··· INPUT RECORDS

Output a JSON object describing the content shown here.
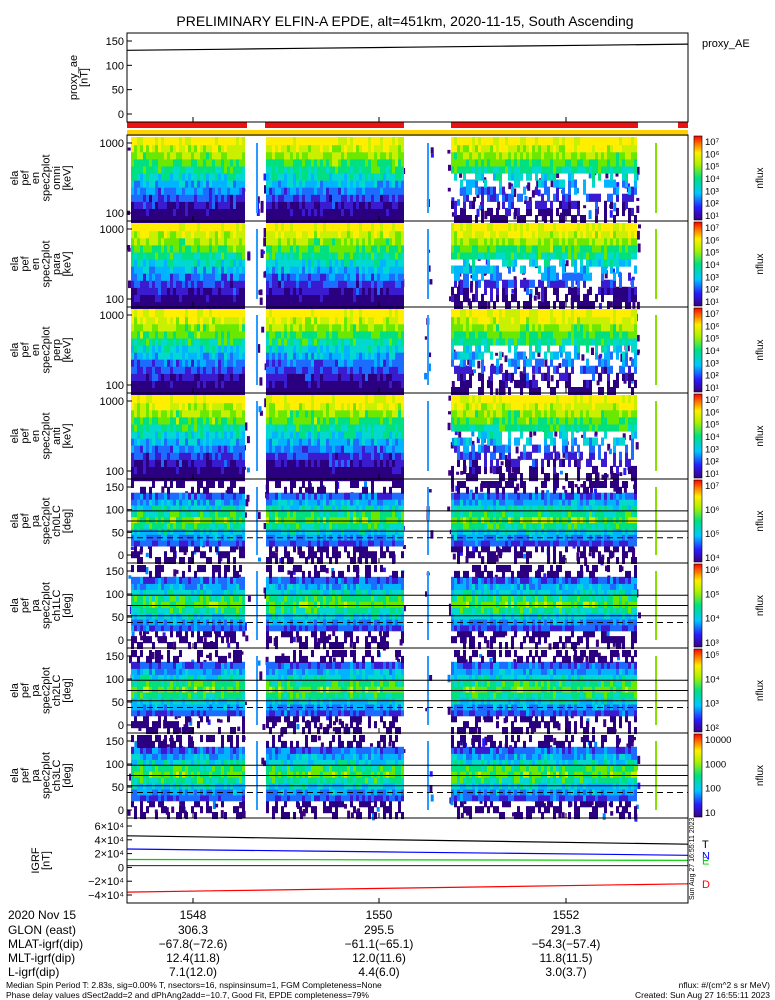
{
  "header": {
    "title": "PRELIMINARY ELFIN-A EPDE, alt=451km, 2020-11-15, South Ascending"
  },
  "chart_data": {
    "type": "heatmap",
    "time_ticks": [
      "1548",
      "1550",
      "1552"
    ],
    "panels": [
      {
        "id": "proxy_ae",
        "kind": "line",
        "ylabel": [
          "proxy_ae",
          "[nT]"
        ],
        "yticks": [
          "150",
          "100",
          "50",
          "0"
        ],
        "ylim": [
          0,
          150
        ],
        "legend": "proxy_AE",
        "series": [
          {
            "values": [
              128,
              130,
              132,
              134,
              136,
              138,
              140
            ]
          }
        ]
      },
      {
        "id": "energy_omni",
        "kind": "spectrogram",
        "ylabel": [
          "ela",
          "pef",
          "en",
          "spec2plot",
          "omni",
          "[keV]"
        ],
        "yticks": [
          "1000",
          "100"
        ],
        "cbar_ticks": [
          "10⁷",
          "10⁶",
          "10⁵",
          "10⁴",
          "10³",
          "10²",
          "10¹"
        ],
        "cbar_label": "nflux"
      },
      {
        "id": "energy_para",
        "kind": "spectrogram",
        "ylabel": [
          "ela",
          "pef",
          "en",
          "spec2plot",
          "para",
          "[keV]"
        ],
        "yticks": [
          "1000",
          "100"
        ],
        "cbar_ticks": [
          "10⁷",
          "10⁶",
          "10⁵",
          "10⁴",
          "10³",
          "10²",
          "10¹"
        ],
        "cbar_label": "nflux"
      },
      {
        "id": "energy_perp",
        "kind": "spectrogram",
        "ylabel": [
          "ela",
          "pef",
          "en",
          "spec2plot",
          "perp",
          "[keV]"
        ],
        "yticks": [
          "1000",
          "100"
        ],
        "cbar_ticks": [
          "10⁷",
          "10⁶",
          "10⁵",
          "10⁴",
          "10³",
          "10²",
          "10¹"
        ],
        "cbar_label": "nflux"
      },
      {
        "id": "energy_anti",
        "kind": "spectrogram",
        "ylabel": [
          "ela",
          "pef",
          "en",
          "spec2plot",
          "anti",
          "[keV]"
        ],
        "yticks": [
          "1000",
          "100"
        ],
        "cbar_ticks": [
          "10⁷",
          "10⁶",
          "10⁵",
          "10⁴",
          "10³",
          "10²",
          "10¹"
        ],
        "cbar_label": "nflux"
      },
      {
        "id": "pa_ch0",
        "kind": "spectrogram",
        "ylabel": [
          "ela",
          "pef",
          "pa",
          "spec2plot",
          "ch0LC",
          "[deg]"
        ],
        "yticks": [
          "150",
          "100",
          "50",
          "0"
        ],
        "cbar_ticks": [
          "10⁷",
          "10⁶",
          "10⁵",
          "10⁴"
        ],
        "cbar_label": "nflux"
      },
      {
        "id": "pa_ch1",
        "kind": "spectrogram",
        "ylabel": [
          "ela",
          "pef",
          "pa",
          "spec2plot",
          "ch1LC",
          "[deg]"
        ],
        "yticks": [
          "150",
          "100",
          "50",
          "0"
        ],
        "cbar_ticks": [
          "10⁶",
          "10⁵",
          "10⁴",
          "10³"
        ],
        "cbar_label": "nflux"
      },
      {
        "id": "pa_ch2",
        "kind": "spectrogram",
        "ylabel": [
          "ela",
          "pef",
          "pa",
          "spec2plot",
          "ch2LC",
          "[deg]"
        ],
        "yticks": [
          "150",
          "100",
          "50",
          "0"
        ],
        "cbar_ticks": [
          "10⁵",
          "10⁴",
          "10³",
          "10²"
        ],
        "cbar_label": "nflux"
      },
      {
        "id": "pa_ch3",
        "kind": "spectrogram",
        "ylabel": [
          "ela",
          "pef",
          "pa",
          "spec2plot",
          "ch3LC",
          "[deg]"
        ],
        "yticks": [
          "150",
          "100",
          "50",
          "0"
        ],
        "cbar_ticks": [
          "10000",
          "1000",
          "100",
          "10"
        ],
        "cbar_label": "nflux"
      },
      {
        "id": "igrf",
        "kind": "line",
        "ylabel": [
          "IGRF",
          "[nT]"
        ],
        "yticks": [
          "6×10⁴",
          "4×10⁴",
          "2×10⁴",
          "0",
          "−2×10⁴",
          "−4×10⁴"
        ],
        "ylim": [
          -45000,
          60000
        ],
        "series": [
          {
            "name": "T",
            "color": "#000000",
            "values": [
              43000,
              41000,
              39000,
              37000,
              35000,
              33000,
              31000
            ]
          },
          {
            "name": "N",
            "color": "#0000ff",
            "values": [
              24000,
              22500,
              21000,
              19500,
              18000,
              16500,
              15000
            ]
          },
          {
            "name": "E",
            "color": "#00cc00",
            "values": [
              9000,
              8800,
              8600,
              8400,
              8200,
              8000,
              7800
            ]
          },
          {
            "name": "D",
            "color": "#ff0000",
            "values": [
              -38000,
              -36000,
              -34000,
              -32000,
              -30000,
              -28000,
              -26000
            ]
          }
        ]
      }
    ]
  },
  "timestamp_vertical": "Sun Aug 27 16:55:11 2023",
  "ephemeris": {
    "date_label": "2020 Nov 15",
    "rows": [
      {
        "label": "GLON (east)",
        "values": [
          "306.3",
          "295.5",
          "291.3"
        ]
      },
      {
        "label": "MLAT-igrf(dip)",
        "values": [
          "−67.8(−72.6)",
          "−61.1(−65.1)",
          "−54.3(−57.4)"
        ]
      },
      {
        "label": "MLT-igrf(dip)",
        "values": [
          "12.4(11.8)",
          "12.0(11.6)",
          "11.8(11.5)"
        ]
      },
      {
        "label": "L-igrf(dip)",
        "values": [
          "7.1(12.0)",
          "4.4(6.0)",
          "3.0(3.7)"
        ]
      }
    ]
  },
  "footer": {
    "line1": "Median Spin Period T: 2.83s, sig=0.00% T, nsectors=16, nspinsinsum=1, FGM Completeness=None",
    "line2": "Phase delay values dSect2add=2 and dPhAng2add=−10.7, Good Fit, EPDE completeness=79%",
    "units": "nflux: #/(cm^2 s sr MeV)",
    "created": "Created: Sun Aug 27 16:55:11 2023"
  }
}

······
··· INPUT RECORDS

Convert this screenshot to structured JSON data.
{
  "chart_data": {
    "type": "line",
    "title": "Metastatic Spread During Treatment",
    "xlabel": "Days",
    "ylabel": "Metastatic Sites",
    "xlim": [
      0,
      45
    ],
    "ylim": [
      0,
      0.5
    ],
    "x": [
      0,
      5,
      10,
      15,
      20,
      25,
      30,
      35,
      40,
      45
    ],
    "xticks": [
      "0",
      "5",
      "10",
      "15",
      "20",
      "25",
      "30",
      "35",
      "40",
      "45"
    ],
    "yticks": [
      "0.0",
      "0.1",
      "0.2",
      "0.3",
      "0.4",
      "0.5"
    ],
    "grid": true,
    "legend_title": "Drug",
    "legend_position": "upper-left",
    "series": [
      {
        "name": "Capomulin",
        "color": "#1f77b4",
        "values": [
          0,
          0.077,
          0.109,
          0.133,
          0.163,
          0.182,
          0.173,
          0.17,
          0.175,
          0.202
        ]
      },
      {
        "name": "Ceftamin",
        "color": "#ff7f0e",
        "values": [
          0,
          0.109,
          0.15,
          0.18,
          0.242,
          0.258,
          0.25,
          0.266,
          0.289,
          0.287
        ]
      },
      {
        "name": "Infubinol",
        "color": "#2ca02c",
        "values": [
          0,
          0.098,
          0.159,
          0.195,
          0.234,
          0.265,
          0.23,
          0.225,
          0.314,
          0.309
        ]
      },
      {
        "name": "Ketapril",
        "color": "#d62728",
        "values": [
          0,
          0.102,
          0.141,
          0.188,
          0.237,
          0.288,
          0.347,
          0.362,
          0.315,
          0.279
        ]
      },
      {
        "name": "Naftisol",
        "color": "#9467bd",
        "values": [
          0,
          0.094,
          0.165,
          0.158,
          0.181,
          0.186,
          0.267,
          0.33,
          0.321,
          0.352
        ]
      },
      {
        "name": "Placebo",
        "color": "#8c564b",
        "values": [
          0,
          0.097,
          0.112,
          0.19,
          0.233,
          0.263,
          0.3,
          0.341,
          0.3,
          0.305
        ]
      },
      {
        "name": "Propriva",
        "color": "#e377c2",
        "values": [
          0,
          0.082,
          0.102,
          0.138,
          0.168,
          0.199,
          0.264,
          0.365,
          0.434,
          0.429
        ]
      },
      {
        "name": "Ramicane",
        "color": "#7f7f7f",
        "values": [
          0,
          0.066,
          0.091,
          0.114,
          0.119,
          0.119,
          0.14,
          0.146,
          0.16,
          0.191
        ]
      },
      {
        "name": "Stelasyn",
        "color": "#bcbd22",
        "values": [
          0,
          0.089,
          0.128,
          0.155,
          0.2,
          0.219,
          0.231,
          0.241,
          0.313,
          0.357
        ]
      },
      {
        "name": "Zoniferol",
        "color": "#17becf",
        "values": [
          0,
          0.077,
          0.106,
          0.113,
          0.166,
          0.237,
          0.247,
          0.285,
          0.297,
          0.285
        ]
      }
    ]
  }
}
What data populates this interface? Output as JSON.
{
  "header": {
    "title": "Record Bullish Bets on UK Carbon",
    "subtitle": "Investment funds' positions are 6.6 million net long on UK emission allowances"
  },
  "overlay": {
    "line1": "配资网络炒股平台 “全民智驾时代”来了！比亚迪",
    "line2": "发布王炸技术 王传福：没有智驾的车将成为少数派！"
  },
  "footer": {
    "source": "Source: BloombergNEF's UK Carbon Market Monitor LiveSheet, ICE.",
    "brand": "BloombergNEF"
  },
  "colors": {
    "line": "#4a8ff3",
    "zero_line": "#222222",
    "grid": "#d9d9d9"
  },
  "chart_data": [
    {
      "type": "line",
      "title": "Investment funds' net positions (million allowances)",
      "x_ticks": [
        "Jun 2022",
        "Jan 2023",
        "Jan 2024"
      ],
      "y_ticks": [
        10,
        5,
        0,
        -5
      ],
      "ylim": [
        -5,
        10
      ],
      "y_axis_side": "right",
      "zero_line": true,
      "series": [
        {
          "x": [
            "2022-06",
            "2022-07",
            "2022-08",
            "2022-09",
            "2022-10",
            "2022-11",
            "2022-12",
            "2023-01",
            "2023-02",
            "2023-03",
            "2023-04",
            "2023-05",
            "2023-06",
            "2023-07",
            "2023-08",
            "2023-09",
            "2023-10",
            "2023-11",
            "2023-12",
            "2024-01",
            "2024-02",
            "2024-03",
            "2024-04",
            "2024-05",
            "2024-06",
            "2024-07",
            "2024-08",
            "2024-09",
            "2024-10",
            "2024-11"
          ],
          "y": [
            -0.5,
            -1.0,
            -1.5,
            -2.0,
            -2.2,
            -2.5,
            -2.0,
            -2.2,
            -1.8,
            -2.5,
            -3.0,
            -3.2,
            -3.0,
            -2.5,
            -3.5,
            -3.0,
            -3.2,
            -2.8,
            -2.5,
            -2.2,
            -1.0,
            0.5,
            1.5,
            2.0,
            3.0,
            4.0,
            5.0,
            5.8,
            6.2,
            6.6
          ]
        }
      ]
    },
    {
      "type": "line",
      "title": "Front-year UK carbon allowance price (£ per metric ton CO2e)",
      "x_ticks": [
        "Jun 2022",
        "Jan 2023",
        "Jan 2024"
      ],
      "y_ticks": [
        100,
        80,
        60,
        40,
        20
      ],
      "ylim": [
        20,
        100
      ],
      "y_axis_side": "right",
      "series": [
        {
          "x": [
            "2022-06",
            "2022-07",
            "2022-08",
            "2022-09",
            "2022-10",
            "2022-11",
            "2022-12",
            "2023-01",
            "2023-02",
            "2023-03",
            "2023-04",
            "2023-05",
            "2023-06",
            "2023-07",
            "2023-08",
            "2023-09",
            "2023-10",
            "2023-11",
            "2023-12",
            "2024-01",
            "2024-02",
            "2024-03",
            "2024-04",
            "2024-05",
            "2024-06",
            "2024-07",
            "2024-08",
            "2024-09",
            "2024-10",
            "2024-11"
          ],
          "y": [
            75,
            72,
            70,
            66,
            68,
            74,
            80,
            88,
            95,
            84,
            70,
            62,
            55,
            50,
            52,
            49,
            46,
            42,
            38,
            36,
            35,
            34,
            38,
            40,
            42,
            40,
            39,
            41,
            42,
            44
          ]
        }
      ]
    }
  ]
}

······

EXERCISE REQUIREMENTS: Show the lines of the records that contain the word "Investment".

TASK SOLUTION:
    "subtitle": "Investment funds' positions are 6.6 million net long on UK emission allowances"
      "title": "Investment funds' net positions (million allowances)",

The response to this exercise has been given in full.